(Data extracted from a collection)

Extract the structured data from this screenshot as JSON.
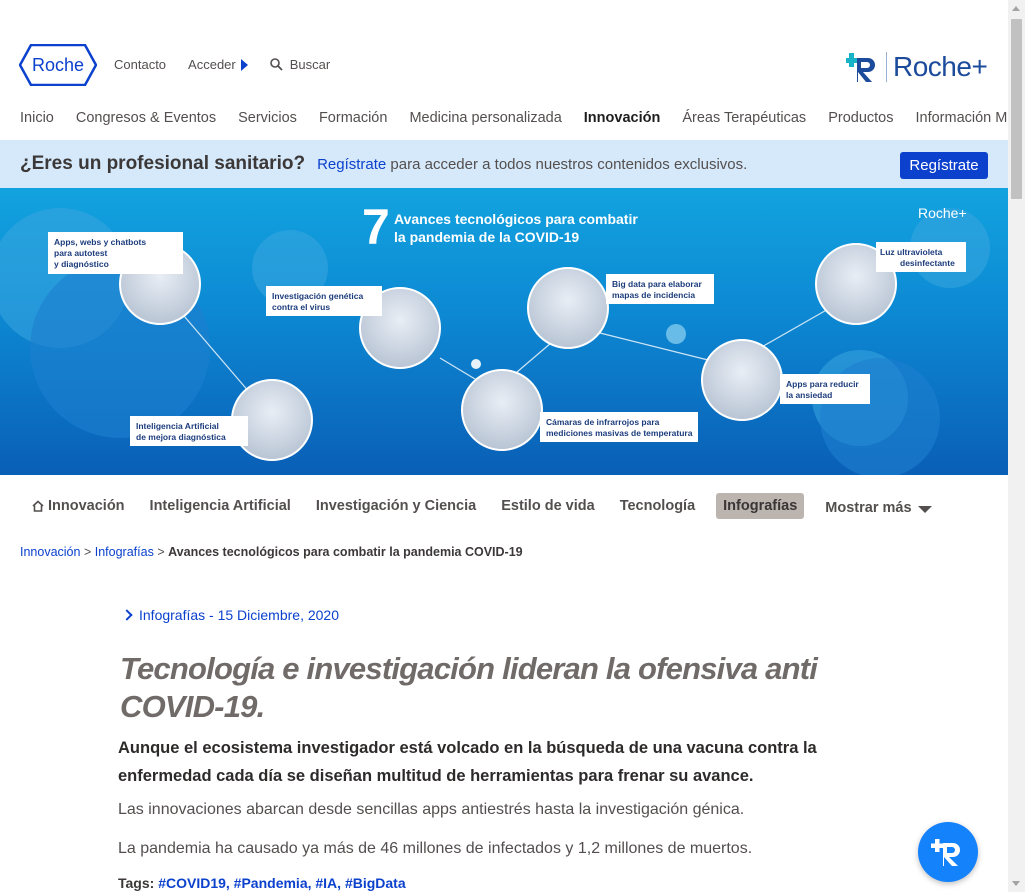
{
  "header": {
    "logo_text": "Roche",
    "contact": "Contacto",
    "login": "Acceder",
    "search_placeholder": "Buscar",
    "brand_plus": "Roche+"
  },
  "main_nav": [
    {
      "label": "Inicio",
      "active": false
    },
    {
      "label": "Congresos & Eventos",
      "active": false
    },
    {
      "label": "Servicios",
      "active": false
    },
    {
      "label": "Formación",
      "active": false
    },
    {
      "label": "Medicina personalizada",
      "active": false
    },
    {
      "label": "Innovación",
      "active": true
    },
    {
      "label": "Áreas Terapéuticas",
      "active": false
    },
    {
      "label": "Productos",
      "active": false
    },
    {
      "label": "Información Médica",
      "active": false
    }
  ],
  "register_bar": {
    "question": "¿Eres un profesional sanitario?",
    "link": "Regístrate",
    "text": " para acceder a todos nuestros contenidos exclusivos.",
    "button": "Regístrate"
  },
  "hero": {
    "number": "7",
    "title_line1": "Avances tecnológicos para combatir",
    "title_line2": "la pandemia de la COVID-19",
    "brand": "Roche+",
    "labels": {
      "apps_l1": "Apps, webs y chatbots",
      "apps_l2": "para autotest",
      "apps_l3": "y diagnóstico",
      "gen_l1": "Investigación genética",
      "gen_l2": "contra el virus",
      "big_l1": "Big data para elaborar",
      "big_l2": "mapas de incidencia",
      "uv_l1": "Luz ultravioleta",
      "uv_l2": "desinfectante",
      "anx_l1": "Apps para reducir",
      "anx_l2": "la ansiedad",
      "ir_l1": "Cámaras de infrarrojos para",
      "ir_l2": "mediciones masivas de temperatura",
      "ai_l1": "Inteligencia Artificial",
      "ai_l2": "de mejora diagnóstica"
    }
  },
  "category_nav": {
    "items": [
      {
        "label": "Innovación",
        "home": true,
        "active": false
      },
      {
        "label": "Inteligencia Artificial",
        "active": false
      },
      {
        "label": "Investigación y Ciencia",
        "active": false
      },
      {
        "label": "Estilo de vida",
        "active": false
      },
      {
        "label": "Tecnología",
        "active": false
      },
      {
        "label": "Infografías",
        "active": true
      }
    ],
    "more": "Mostrar más"
  },
  "breadcrumb": {
    "items": [
      "Innovación",
      "Infografías"
    ],
    "separator": ">",
    "current": "Avances tecnológicos para combatir la pandemia COVID-19"
  },
  "article": {
    "meta": "Infografías - 15 Diciembre, 2020",
    "title": "Tecnología e investigación lideran la ofensiva anti COVID-19.",
    "lead": "Aunque el ecosistema investigador está volcado en la búsqueda de una vacuna contra la enfermedad cada día se diseñan multitud de herramientas para frenar su avance.",
    "p1": "Las innovaciones abarcan desde sencillas apps antiestrés hasta la investigación génica.",
    "p2": "La pandemia ha causado ya más de 46 millones de infectados y 1,2 millones de muertos.",
    "tags_label": "Tags:",
    "tags": "#COVID19, #Pandemia, #IA, #BigData"
  },
  "colors": {
    "brand_blue": "#0b41cd",
    "register_bg": "#d5e9fa",
    "active_tab_bg": "#bbb4af",
    "float_button": "#1482fa"
  }
}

EXERCISE OBJECTIVE » Which lines in the records above contain the word "Roche"? Copy each one.

RESULT OF THIS TASK »
    "logo_text": "Roche",
    "brand_plus": "Roche+"
    "brand": "Roche+",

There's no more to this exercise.